**Requirements**: Quote all of the data exactly as given. Skip every picture it contains.

* * *

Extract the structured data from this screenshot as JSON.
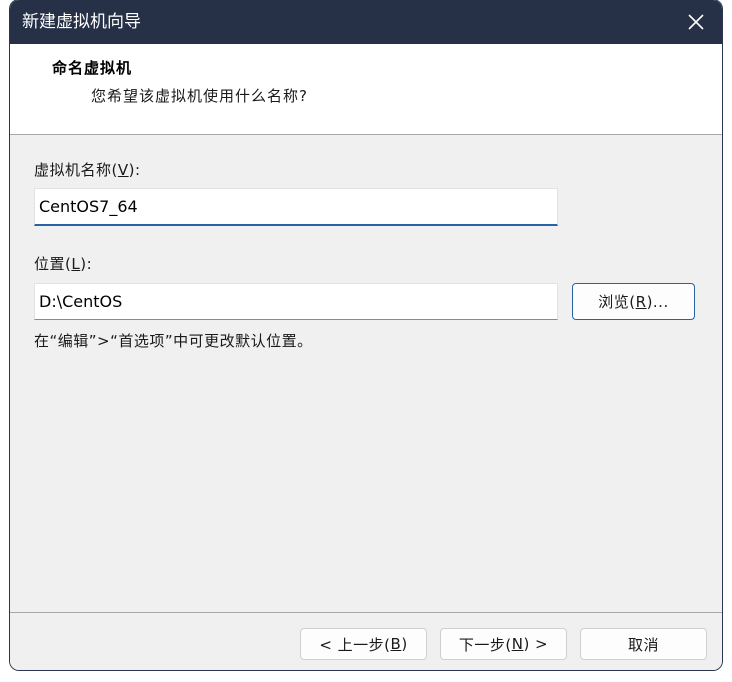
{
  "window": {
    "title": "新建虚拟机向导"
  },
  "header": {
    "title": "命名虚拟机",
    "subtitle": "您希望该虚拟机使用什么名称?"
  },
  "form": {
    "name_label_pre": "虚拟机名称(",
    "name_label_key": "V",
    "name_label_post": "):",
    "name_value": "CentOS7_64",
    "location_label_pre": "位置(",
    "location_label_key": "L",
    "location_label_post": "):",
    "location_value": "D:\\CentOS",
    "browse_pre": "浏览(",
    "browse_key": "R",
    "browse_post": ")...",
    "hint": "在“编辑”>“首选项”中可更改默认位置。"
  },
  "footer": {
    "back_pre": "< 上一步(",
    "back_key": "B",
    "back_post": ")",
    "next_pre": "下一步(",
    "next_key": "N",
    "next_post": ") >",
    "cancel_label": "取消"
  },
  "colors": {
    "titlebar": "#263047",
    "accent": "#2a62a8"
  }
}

* * *

**Response to the exercise**:
Extract the structured data from this screenshot as JSON.
{
  "window": {
    "title": "新建虚拟机向导"
  },
  "header": {
    "title": "命名虚拟机",
    "subtitle": "您希望该虚拟机使用什么名称?"
  },
  "form": {
    "name_label_pre": "虚拟机名称(",
    "name_label_key": "V",
    "name_label_post": "):",
    "name_value": "CentOS7_64",
    "location_label_pre": "位置(",
    "location_label_key": "L",
    "location_label_post": "):",
    "location_value": "D:\\CentOS",
    "browse_pre": "浏览(",
    "browse_key": "R",
    "browse_post": ")...",
    "hint": "在“编辑”>“首选项”中可更改默认位置。"
  },
  "footer": {
    "back_pre": "< 上一步(",
    "back_key": "B",
    "back_post": ")",
    "next_pre": "下一步(",
    "next_key": "N",
    "next_post": ") >",
    "cancel_label": "取消"
  },
  "colors": {
    "titlebar": "#263047",
    "accent": "#2a62a8"
  }
}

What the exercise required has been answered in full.